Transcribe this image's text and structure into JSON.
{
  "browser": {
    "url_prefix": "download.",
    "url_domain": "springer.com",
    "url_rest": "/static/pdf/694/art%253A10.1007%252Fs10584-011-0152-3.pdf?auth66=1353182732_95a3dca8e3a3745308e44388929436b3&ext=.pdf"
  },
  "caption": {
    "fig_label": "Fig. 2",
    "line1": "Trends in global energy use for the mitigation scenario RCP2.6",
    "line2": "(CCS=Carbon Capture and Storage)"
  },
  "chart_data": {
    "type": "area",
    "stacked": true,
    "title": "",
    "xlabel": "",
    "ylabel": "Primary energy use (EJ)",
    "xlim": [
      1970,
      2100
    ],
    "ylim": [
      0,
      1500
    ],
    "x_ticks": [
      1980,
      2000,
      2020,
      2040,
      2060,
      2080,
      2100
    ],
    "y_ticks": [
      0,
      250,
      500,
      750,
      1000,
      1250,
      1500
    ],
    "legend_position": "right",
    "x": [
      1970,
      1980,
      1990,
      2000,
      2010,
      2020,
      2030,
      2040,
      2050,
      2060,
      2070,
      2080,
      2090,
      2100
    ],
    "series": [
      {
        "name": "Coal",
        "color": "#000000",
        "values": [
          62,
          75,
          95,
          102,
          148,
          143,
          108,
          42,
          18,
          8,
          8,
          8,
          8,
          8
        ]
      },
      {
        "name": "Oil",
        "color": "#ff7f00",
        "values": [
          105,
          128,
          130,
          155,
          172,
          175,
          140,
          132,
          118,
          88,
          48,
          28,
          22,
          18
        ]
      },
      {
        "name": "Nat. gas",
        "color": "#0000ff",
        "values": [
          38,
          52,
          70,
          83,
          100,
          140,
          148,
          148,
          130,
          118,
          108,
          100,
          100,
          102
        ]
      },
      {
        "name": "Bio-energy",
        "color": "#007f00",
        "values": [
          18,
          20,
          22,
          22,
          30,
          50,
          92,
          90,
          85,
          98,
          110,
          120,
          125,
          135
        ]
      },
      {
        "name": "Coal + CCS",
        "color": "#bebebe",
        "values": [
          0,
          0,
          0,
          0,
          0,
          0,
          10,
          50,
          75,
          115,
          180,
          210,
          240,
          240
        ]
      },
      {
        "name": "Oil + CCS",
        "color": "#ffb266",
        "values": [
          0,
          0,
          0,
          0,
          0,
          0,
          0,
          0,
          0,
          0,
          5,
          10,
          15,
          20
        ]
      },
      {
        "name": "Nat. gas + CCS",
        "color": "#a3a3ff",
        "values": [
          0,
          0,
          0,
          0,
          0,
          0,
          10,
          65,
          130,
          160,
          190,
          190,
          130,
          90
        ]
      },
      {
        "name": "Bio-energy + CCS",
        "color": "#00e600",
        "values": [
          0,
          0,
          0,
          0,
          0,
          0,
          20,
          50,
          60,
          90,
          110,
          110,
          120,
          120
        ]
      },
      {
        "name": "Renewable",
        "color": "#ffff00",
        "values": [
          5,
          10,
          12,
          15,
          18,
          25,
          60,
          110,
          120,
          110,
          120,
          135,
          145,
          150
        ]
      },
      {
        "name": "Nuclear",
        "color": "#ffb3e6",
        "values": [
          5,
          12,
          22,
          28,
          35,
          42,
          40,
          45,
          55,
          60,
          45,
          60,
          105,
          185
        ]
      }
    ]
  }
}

_ _ _ _

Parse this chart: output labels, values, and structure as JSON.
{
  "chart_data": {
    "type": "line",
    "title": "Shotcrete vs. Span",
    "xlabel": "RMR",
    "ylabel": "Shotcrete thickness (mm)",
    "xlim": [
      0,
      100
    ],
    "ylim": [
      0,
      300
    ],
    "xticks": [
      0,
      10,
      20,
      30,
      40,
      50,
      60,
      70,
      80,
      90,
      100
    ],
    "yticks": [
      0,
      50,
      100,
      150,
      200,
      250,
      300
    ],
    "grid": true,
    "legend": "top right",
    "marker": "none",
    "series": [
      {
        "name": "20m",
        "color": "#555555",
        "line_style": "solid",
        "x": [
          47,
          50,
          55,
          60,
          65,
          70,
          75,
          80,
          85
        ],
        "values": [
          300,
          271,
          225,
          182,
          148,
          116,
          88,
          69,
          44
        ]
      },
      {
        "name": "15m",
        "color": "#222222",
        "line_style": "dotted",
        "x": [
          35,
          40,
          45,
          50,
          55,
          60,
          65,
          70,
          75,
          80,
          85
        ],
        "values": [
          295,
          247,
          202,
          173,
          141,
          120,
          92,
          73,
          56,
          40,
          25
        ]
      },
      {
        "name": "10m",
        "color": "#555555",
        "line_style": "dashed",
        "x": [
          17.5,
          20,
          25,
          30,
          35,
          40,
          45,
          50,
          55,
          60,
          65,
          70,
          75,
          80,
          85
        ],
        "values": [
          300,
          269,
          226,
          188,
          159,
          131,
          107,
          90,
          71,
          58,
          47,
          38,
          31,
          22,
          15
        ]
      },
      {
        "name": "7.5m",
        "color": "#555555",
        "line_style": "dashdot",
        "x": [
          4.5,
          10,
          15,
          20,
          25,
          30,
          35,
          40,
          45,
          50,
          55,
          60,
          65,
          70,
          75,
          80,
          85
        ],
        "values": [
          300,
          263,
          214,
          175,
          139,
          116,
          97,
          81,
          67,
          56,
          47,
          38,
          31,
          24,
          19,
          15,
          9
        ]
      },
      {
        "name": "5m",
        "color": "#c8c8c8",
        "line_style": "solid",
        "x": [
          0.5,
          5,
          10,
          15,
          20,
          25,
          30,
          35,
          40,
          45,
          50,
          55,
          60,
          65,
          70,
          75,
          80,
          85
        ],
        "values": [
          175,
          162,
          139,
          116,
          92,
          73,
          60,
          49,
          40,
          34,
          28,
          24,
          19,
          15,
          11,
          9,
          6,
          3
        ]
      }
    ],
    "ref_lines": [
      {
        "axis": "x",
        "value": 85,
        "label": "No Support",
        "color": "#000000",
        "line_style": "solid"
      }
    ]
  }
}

_ _ _ _

» **WHAT IS EXPECTED**
Which lines contain "structure"? Show each of them.

» **CORRECT RESPONSE**
Transcribe this image's text and structure into JSON.
Parse this chart: output labels, values, and structure as JSON.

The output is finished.